EXERCISE MATERIAL:
--- start ---

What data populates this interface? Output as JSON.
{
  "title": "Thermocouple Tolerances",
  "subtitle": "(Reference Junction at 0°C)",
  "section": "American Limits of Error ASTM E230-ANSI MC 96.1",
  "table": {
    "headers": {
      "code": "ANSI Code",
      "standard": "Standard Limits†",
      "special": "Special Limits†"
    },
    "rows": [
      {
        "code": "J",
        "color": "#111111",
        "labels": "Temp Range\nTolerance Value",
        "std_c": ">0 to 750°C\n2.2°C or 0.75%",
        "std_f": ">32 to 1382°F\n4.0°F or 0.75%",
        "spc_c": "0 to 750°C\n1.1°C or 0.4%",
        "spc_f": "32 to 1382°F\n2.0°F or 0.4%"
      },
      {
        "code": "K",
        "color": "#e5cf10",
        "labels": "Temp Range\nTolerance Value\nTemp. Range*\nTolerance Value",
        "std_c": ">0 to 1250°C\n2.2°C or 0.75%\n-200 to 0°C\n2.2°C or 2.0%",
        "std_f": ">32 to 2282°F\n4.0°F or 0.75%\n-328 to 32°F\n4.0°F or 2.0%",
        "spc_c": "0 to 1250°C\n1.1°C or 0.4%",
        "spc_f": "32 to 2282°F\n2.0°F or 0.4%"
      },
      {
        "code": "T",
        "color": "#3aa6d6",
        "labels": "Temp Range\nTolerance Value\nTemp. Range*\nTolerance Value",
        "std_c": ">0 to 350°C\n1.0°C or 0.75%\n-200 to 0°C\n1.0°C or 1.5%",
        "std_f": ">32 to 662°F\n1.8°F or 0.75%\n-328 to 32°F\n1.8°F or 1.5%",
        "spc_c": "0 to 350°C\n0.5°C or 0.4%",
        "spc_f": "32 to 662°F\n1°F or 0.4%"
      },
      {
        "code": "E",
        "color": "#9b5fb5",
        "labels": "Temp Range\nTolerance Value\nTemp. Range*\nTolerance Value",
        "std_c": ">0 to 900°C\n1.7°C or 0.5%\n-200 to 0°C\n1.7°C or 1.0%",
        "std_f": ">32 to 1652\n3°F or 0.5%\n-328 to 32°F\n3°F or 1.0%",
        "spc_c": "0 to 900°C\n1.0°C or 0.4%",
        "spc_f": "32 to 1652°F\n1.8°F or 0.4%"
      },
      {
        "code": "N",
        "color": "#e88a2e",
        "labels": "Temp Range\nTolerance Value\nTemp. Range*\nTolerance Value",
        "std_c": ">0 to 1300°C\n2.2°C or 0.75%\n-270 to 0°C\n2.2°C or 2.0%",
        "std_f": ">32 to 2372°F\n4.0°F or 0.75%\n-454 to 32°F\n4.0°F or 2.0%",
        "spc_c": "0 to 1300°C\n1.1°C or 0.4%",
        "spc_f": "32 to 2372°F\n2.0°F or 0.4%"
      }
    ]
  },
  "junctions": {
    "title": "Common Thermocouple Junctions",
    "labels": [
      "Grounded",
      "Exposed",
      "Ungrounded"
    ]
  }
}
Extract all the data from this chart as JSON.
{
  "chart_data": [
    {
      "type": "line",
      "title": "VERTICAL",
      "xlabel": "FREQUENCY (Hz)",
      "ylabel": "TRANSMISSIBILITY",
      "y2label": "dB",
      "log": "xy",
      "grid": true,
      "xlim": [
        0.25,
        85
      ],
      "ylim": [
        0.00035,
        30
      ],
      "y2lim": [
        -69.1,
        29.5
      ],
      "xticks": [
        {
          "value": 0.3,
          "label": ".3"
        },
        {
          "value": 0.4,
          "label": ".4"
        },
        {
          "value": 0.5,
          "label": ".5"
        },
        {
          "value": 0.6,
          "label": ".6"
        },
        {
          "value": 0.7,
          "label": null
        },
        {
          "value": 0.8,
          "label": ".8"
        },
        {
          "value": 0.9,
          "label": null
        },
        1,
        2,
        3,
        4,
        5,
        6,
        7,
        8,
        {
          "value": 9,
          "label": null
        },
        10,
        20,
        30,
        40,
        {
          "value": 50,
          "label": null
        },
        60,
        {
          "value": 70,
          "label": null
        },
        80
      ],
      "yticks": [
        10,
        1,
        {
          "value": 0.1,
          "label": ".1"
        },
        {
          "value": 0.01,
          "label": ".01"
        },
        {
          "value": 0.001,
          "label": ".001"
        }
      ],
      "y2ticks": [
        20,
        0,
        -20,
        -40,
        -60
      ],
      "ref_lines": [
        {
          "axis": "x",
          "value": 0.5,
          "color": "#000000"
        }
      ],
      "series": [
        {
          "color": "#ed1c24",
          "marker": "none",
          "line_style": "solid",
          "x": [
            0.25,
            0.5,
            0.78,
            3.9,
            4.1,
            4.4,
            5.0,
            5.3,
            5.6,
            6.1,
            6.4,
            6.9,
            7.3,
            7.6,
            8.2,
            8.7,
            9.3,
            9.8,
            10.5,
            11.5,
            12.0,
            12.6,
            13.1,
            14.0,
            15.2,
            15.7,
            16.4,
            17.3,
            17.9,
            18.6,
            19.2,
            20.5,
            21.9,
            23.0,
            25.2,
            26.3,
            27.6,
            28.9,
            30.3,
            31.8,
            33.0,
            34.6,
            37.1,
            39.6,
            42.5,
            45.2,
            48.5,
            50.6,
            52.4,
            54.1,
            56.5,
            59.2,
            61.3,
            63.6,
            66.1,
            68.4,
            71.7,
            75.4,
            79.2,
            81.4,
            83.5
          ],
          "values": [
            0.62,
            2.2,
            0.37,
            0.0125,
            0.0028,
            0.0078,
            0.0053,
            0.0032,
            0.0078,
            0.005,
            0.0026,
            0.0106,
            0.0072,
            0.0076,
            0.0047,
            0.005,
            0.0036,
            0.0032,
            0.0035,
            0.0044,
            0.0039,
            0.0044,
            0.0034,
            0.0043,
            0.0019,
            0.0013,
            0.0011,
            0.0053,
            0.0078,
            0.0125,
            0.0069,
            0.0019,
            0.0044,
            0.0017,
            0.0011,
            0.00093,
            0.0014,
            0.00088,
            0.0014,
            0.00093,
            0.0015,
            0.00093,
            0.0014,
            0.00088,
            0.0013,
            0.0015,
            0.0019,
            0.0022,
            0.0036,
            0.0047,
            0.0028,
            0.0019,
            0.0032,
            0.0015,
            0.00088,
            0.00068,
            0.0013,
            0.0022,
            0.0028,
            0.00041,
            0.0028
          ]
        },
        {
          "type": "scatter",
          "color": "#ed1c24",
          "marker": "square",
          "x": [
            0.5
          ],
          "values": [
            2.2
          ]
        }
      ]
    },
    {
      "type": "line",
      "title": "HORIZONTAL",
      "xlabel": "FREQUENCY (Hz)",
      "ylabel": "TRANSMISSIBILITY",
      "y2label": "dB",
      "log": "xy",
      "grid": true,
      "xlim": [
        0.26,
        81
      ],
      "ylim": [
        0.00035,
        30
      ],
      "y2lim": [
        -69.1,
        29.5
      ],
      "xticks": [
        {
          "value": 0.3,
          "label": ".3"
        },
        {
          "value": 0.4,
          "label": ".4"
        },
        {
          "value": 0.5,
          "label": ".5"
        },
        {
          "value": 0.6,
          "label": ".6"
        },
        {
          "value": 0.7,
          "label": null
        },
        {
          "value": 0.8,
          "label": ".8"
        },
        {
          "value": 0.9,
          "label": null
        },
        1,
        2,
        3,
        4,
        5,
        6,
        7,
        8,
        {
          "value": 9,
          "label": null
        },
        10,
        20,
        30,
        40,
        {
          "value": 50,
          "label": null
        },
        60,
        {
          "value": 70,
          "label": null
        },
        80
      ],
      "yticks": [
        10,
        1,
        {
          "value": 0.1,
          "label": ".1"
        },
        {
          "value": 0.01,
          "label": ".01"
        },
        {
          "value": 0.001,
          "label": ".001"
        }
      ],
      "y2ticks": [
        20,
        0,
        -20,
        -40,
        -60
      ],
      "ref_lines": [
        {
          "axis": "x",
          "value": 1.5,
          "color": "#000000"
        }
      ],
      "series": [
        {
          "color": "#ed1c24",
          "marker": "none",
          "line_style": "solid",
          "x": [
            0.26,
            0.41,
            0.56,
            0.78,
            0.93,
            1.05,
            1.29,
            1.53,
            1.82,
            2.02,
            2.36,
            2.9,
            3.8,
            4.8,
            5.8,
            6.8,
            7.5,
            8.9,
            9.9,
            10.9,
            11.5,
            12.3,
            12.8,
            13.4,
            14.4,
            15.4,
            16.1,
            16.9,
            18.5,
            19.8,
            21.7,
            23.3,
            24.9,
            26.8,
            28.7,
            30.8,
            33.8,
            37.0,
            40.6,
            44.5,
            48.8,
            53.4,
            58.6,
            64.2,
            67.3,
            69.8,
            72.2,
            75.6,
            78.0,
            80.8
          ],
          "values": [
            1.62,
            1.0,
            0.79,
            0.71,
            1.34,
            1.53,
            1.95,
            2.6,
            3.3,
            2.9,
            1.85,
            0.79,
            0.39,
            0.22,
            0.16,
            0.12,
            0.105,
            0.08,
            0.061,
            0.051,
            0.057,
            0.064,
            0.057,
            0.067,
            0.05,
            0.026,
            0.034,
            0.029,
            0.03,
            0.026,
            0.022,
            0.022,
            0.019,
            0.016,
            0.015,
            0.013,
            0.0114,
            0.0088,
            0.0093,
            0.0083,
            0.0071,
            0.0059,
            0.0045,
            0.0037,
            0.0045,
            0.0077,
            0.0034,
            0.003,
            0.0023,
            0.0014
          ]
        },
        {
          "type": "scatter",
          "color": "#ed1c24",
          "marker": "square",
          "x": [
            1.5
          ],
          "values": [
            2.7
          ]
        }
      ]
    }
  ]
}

--- end ---

WHAT IS EXPECTED: Gather each line in the entries above where the string "Thermocouple" is found.

OUTPUT OF THE EXERCISE:
  "title": "Thermocouple Tolerances",
    "title": "Common Thermocouple Junctions",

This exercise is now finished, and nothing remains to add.